▶ [Exercise prompt]: Say how many lines include "automatically", with no words around the number.

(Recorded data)
_ _ _

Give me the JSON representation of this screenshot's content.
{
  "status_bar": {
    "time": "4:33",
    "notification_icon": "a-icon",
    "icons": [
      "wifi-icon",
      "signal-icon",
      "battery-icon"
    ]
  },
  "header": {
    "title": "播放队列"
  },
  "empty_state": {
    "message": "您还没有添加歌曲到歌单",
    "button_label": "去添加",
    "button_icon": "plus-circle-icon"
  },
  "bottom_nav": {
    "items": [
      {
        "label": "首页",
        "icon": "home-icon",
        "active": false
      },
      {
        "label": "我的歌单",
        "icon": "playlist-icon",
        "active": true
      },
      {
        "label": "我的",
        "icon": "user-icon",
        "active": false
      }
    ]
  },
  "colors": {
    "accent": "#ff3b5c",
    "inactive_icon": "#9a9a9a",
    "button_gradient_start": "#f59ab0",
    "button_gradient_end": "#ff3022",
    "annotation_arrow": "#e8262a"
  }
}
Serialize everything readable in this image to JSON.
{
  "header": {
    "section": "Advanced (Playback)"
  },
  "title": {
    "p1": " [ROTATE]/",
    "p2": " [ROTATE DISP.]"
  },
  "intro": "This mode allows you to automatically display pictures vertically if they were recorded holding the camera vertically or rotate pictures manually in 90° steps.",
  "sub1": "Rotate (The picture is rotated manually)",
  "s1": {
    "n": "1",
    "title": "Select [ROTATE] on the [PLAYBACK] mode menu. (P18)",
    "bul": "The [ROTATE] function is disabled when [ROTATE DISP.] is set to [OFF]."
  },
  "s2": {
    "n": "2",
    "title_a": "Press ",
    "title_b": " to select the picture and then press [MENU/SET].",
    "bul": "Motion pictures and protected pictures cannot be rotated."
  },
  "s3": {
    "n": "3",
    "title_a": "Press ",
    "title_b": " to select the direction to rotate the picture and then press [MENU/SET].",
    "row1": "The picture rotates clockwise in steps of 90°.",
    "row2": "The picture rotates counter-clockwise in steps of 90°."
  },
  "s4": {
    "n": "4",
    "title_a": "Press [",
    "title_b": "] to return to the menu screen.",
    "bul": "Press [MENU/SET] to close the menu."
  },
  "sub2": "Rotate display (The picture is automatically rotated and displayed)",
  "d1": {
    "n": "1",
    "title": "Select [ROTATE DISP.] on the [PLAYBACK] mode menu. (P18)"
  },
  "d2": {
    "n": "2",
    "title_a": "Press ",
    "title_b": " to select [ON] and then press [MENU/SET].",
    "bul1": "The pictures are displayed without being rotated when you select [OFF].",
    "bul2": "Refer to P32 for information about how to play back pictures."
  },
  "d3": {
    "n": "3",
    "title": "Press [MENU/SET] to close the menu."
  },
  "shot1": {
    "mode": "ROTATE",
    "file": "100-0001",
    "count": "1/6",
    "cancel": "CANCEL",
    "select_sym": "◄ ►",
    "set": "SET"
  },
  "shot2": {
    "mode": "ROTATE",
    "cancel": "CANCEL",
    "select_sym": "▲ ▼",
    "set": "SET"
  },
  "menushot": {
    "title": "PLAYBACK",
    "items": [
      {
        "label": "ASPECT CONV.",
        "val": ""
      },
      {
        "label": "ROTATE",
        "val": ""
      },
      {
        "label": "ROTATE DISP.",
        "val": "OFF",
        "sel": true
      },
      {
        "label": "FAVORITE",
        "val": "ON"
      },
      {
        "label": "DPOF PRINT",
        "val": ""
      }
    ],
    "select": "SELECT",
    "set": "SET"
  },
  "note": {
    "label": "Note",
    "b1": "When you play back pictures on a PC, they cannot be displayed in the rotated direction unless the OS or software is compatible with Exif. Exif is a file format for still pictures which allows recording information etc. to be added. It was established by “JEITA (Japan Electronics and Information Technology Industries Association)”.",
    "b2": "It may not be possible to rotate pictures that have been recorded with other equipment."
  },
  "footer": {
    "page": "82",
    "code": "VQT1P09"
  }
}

_ _ _

▶ [Solution to the problem]: 2